### WHAT YOU NEED TO DO
Lines that hold the word "hanja" should be located and copied.

### RECORDED INFORMATION
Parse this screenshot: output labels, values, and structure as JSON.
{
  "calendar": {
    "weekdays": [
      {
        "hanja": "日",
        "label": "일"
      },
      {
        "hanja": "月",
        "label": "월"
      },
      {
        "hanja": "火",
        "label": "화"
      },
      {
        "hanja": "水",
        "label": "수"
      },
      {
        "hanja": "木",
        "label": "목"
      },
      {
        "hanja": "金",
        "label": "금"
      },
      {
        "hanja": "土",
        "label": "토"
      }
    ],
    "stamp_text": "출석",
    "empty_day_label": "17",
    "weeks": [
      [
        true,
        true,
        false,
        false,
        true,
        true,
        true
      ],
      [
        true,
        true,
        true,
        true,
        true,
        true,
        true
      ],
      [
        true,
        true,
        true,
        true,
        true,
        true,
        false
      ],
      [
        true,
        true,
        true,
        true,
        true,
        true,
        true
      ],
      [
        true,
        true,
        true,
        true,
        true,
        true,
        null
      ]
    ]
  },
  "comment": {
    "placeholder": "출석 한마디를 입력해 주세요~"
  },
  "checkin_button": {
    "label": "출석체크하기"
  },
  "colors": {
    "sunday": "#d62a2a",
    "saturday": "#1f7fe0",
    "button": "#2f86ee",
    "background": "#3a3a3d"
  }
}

### FULL SOLUTION
        "hanja": "日",
        "hanja": "月",
        "hanja": "火",
        "hanja": "水",
        "hanja": "木",
        "hanja": "金",
        "hanja": "土",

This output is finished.